**Task inputs:**
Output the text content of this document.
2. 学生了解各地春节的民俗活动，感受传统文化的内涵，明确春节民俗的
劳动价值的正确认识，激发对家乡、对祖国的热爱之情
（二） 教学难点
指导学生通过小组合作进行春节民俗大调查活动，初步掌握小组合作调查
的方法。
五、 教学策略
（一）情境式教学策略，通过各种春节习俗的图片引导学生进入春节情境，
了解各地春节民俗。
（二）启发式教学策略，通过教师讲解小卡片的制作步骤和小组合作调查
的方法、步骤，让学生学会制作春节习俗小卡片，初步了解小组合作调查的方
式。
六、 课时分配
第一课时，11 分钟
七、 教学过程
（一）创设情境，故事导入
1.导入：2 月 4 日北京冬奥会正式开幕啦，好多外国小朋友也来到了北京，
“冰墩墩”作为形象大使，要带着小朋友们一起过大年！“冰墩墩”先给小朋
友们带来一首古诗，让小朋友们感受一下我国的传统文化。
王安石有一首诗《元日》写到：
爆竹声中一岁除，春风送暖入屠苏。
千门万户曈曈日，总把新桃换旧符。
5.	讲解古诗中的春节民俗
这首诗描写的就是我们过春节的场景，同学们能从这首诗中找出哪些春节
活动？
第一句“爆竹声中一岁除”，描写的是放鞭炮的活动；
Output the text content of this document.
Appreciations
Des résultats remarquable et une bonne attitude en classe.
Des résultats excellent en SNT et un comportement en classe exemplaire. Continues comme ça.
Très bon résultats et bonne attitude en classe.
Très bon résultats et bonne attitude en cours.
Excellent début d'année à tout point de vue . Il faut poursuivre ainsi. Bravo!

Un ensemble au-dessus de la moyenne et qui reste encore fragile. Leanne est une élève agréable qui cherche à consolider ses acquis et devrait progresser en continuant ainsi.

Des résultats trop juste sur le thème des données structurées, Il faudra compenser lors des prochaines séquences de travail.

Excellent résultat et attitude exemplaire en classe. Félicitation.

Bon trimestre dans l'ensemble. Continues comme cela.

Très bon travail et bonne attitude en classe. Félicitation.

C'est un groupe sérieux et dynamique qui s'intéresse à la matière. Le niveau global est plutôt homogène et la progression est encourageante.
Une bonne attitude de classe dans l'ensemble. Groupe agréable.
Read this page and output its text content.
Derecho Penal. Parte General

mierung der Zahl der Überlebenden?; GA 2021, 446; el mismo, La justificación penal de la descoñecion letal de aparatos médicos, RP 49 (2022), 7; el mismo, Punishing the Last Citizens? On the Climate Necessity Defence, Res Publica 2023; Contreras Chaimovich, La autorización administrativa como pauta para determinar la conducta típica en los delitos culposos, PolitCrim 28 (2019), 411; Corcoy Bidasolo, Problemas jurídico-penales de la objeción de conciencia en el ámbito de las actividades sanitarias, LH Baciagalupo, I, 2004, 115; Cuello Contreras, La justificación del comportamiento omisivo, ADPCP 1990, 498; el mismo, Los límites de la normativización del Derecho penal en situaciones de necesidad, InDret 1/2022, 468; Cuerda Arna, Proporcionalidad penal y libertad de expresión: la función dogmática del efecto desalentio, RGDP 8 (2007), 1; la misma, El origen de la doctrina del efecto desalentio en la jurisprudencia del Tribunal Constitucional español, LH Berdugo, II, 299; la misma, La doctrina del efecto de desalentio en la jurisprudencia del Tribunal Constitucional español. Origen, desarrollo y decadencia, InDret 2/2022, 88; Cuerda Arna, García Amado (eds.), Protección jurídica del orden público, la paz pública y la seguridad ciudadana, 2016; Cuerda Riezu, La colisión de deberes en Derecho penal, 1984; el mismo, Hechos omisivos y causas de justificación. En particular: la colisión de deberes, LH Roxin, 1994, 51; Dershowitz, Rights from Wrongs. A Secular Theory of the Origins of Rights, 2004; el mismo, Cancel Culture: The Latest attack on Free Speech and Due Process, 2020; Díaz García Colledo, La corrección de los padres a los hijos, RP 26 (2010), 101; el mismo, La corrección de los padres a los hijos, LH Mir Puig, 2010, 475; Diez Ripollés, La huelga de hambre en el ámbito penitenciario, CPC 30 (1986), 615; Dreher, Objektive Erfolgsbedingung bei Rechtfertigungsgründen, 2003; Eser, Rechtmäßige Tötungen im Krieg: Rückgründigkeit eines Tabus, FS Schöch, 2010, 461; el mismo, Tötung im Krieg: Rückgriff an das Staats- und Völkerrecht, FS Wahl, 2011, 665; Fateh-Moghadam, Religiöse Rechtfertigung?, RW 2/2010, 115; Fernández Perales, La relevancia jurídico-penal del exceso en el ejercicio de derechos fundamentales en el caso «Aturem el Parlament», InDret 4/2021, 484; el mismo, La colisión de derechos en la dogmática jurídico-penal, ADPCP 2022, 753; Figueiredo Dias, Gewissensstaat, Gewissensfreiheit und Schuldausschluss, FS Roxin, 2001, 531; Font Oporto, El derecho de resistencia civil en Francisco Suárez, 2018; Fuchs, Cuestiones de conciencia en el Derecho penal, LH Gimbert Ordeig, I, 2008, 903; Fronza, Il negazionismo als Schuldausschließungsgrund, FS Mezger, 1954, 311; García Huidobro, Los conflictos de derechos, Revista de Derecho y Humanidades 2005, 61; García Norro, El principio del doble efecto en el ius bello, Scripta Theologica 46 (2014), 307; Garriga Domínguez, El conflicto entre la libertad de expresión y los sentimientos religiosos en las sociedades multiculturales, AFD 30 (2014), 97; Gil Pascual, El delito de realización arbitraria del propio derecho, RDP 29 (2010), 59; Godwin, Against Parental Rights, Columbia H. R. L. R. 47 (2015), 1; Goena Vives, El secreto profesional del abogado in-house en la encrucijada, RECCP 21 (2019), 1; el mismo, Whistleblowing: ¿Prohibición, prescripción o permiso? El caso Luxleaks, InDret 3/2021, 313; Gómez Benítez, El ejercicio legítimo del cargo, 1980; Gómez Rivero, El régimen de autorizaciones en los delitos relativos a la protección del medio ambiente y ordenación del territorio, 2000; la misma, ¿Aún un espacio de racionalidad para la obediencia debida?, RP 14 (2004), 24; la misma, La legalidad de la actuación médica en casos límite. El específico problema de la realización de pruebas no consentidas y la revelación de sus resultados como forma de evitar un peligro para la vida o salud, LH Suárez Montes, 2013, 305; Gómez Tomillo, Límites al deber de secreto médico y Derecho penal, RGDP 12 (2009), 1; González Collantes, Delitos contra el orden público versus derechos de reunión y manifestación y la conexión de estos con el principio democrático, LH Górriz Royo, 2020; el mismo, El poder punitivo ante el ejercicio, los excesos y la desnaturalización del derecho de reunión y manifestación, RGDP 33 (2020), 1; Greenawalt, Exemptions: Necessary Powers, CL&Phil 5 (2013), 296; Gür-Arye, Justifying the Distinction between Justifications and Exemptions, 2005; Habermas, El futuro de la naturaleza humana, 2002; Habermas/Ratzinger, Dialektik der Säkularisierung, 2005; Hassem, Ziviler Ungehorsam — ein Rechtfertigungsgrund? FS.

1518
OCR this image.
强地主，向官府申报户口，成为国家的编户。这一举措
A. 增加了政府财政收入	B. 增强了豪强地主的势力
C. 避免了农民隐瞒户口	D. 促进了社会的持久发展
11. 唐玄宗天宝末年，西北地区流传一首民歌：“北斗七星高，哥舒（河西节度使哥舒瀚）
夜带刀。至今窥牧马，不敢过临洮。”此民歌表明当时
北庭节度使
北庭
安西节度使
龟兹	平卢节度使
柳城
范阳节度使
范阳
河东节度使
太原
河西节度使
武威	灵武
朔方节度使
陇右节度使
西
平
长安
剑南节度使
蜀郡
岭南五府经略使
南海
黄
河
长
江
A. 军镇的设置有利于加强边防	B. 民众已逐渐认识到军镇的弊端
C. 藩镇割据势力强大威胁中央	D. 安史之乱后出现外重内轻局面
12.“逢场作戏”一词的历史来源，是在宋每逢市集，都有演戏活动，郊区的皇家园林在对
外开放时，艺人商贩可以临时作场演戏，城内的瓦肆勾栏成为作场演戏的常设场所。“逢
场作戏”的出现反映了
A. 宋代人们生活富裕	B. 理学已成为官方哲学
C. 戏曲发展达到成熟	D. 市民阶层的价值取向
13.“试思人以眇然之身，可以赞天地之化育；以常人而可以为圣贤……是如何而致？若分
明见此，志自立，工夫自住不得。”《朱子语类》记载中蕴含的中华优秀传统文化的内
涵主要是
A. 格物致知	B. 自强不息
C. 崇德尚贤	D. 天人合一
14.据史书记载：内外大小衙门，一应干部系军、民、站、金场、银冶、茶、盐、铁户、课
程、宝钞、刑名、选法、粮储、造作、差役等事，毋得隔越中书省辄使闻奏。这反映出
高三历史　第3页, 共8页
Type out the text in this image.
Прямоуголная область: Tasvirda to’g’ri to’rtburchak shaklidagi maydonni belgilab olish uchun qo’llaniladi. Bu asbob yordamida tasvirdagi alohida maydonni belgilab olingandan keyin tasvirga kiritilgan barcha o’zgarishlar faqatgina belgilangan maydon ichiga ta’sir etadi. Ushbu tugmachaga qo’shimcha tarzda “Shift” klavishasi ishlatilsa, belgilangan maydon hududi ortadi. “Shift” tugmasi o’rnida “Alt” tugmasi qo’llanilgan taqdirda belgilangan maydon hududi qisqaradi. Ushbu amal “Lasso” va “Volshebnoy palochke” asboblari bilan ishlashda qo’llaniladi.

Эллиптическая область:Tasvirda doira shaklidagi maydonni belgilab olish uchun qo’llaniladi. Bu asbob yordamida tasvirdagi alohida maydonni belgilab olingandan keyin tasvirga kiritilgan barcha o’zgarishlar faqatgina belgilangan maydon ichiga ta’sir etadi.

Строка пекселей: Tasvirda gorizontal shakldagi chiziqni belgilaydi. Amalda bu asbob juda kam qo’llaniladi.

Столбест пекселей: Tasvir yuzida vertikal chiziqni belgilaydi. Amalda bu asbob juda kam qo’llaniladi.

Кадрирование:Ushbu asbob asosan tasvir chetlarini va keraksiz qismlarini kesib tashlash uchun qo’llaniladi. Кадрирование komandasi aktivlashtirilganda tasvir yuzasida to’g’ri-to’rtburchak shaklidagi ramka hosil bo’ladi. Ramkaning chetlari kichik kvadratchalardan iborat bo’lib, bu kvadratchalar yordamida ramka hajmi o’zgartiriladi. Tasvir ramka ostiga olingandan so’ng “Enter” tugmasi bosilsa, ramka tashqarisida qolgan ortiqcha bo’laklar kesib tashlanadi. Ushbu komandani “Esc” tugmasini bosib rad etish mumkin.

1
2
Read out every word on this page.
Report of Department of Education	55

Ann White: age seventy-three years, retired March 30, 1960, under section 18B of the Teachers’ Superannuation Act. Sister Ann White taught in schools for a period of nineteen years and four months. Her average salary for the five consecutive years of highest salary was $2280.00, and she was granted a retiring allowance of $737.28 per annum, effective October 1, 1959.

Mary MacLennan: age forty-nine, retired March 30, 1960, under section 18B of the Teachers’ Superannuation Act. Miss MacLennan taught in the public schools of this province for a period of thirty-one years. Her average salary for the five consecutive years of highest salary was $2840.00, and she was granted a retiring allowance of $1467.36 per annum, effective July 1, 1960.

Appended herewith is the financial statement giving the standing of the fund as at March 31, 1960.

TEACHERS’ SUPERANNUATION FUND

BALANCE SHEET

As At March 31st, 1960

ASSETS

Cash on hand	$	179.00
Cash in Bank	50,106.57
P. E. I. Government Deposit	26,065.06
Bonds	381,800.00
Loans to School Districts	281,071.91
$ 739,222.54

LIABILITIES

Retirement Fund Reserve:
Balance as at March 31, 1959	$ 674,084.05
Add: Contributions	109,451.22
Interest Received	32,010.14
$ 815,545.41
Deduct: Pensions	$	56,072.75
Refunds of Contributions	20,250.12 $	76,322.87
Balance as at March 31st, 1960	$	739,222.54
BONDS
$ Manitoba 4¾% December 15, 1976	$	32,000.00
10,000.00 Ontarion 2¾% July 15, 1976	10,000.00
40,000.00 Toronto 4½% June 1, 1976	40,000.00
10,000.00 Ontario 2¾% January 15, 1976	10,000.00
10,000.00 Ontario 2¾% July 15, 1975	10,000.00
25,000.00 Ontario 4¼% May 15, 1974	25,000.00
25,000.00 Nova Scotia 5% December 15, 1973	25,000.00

**Task description:** Go through the records. Copy each line where "retiring" appears.

**Solution:**
Ann White: age seventy-three years, retired March 30, 1960, under section 18B of the Teachers’ Superannuation Act. Sister Ann White taught in schools for a period of nineteen years and four months. Her average salary for the five consecutive years of highest salary was $2280.00, and she was granted a retiring allowance of $737.28 per annum, effective October 1, 1959.
Mary MacLennan: age forty-nine, retired March 30, 1960, under section 18B of the Teachers’ Superannuation Act. Miss MacLennan taught in the public schools of this province for a period of thirty-one years. Her average salary for the five consecutive years of highest salary was $2840.00, and she was granted a retiring allowance of $1467.36 per annum, effective July 1, 1960.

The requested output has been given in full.